* **Problem statement**
Exclude the pictures, then repeat the remaining data exactly.

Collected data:
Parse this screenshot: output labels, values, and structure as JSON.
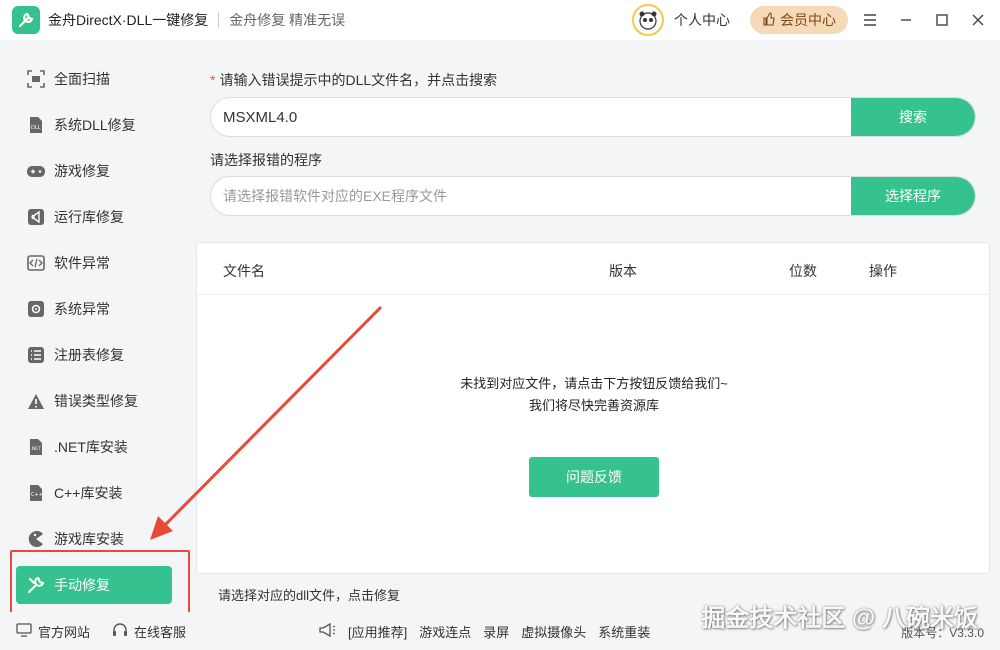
{
  "app": {
    "title": "金舟DirectX·DLL一键修复",
    "subtitle": "金舟修复 精准无误"
  },
  "header": {
    "personal_center": "个人中心",
    "vip_center": "会员中心"
  },
  "sidebar": {
    "items": [
      {
        "label": "全面扫描",
        "icon": "scan-icon"
      },
      {
        "label": "系统DLL修复",
        "icon": "dll-icon"
      },
      {
        "label": "游戏修复",
        "icon": "gamepad-icon"
      },
      {
        "label": "运行库修复",
        "icon": "visual-studio-icon"
      },
      {
        "label": "软件异常",
        "icon": "code-icon"
      },
      {
        "label": "系统异常",
        "icon": "gear-icon"
      },
      {
        "label": "注册表修复",
        "icon": "list-icon"
      },
      {
        "label": "错误类型修复",
        "icon": "warning-icon"
      },
      {
        "label": ".NET库安装",
        "icon": "dotnet-icon"
      },
      {
        "label": "C++库安装",
        "icon": "cpp-icon"
      },
      {
        "label": "游戏库安装",
        "icon": "pacman-icon"
      },
      {
        "label": "手动修复",
        "icon": "wrench-icon"
      }
    ]
  },
  "main": {
    "dll_label": "请输入错误提示中的DLL文件名，并点击搜索",
    "dll_value": "MSXML4.0",
    "search_button": "搜索",
    "program_label": "请选择报错的程序",
    "program_placeholder": "请选择报错软件对应的EXE程序文件",
    "select_program_button": "选择程序",
    "table_headers": [
      "文件名",
      "版本",
      "位数",
      "操作"
    ],
    "empty_line1": "未找到对应文件，请点击下方按钮反馈给我们~",
    "empty_line2": "我们将尽快完善资源库",
    "feedback_button": "问题反馈",
    "hint": "请选择对应的dll文件，点击修复"
  },
  "footer": {
    "official_site": "官方网站",
    "online_service": "在线客服",
    "recommend": "[应用推荐]",
    "links": [
      "游戏连点",
      "录屏",
      "虚拟摄像头",
      "系统重装"
    ],
    "version": "版本号：V3.3.0"
  },
  "watermark": "掘金技术社区 @ 八碗米饭",
  "colors": {
    "accent": "#36c28f",
    "annotation": "#e84a3a",
    "vip_bg": "#f6d9b7"
  }
}
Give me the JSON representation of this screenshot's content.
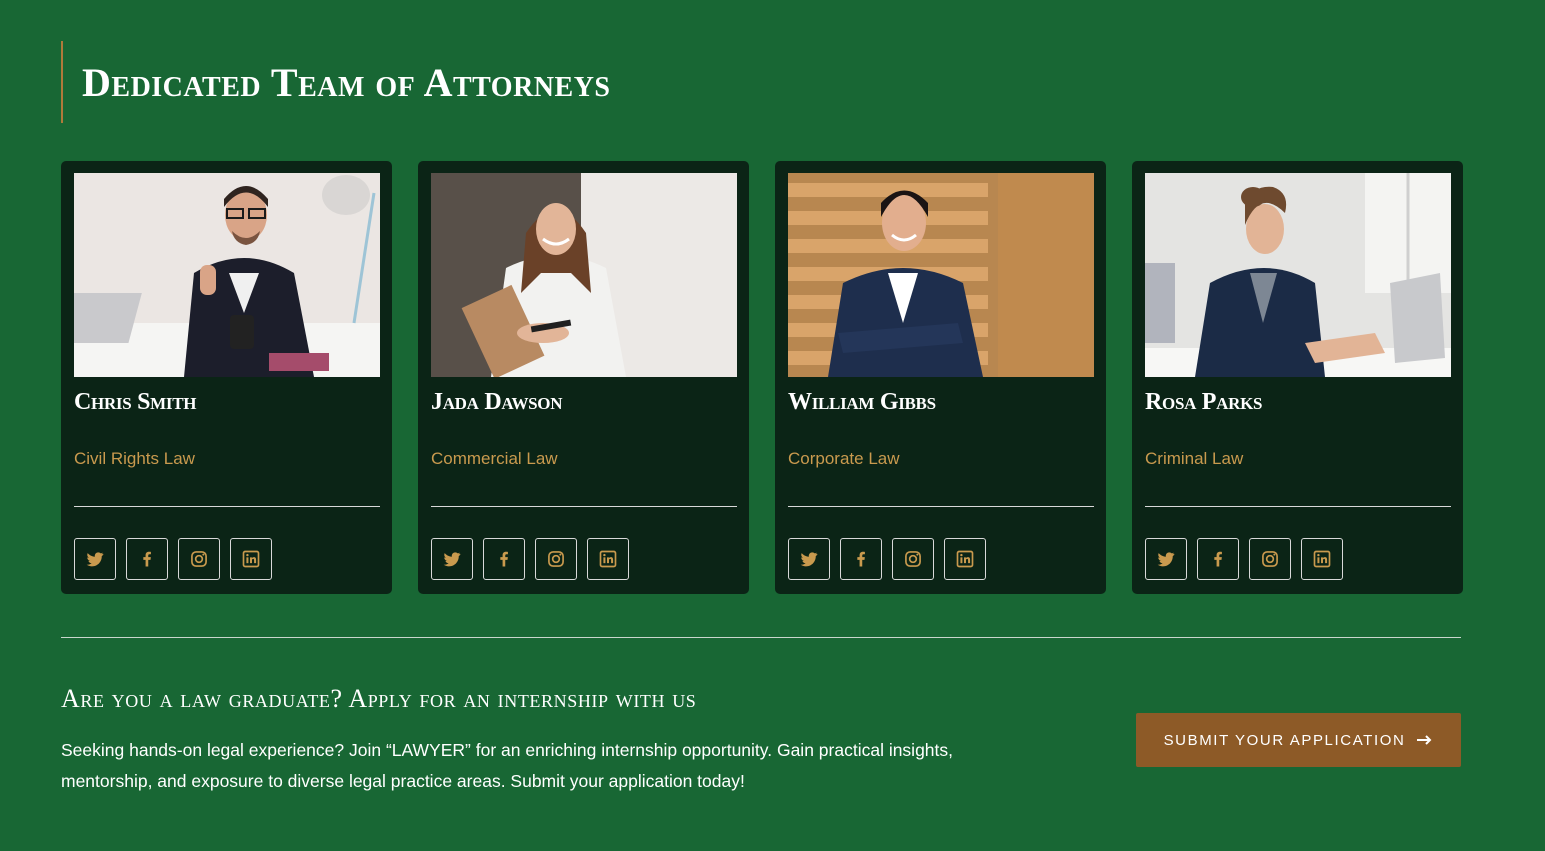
{
  "section": {
    "title": "Dedicated Team of Attorneys"
  },
  "attorneys": [
    {
      "name": "Chris Smith",
      "area": "Civil Rights Law"
    },
    {
      "name": "Jada Dawson",
      "area": "Commercial Law"
    },
    {
      "name": "William Gibbs",
      "area": "Corporate Law"
    },
    {
      "name": "Rosa Parks",
      "area": "Criminal Law"
    }
  ],
  "social_icons": [
    "twitter-icon",
    "facebook-icon",
    "instagram-icon",
    "linkedin-icon"
  ],
  "internship": {
    "title": "Are you a law graduate? Apply for an internship with us",
    "description": "Seeking hands-on legal experience? Join “LAWYER” for an enriching internship opportunity. Gain practical insights, mentorship, and exposure to diverse legal practice areas. Submit your application today!",
    "button_label": "SUBMIT YOUR APPLICATION"
  },
  "colors": {
    "background": "#186734",
    "card": "#0b2416",
    "accent_gold": "#c99a4e",
    "button": "#8d5a27"
  }
}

* **Response below**
Parse this screenshot: output labels, values, and structure as JSON.
{
  "app": {
    "title": "金舟DirectX·DLL一键修复",
    "subtitle": "金舟修复 精准无误"
  },
  "header": {
    "personal_center": "个人中心",
    "vip_center": "会员中心"
  },
  "sidebar": {
    "items": [
      {
        "label": "全面扫描",
        "icon": "scan-icon"
      },
      {
        "label": "系统DLL修复",
        "icon": "dll-icon"
      },
      {
        "label": "游戏修复",
        "icon": "gamepad-icon"
      },
      {
        "label": "运行库修复",
        "icon": "visual-studio-icon"
      },
      {
        "label": "软件异常",
        "icon": "code-icon"
      },
      {
        "label": "系统异常",
        "icon": "gear-icon"
      },
      {
        "label": "注册表修复",
        "icon": "list-icon"
      },
      {
        "label": "错误类型修复",
        "icon": "warning-icon"
      },
      {
        "label": ".NET库安装",
        "icon": "dotnet-icon"
      },
      {
        "label": "C++库安装",
        "icon": "cpp-icon"
      },
      {
        "label": "游戏库安装",
        "icon": "pacman-icon"
      },
      {
        "label": "手动修复",
        "icon": "wrench-icon"
      }
    ]
  },
  "main": {
    "dll_label": "请输入错误提示中的DLL文件名，并点击搜索",
    "dll_value": "MSXML4.0",
    "search_button": "搜索",
    "program_label": "请选择报错的程序",
    "program_placeholder": "请选择报错软件对应的EXE程序文件",
    "select_program_button": "选择程序",
    "table_headers": [
      "文件名",
      "版本",
      "位数",
      "操作"
    ],
    "empty_line1": "未找到对应文件，请点击下方按钮反馈给我们~",
    "empty_line2": "我们将尽快完善资源库",
    "feedback_button": "问题反馈",
    "hint": "请选择对应的dll文件，点击修复"
  },
  "footer": {
    "official_site": "官方网站",
    "online_service": "在线客服",
    "recommend": "[应用推荐]",
    "links": [
      "游戏连点",
      "录屏",
      "虚拟摄像头",
      "系统重装"
    ],
    "version": "版本号：V3.3.0"
  },
  "watermark": "掘金技术社区 @ 八碗米饭",
  "colors": {
    "accent": "#36c28f",
    "annotation": "#e84a3a",
    "vip_bg": "#f6d9b7"
  }
}
Give me the JSON representation of this screenshot's content.
{
  "section": {
    "title": "Dedicated Team of Attorneys"
  },
  "attorneys": [
    {
      "name": "Chris Smith",
      "area": "Civil Rights Law"
    },
    {
      "name": "Jada Dawson",
      "area": "Commercial Law"
    },
    {
      "name": "William Gibbs",
      "area": "Corporate Law"
    },
    {
      "name": "Rosa Parks",
      "area": "Criminal Law"
    }
  ],
  "social_icons": [
    "twitter-icon",
    "facebook-icon",
    "instagram-icon",
    "linkedin-icon"
  ],
  "internship": {
    "title": "Are you a law graduate? Apply for an internship with us",
    "description": "Seeking hands-on legal experience? Join “LAWYER” for an enriching internship opportunity. Gain practical insights, mentorship, and exposure to diverse legal practice areas. Submit your application today!",
    "button_label": "SUBMIT YOUR APPLICATION"
  },
  "colors": {
    "background": "#186734",
    "card": "#0b2416",
    "accent_gold": "#c99a4e",
    "button": "#8d5a27"
  }
}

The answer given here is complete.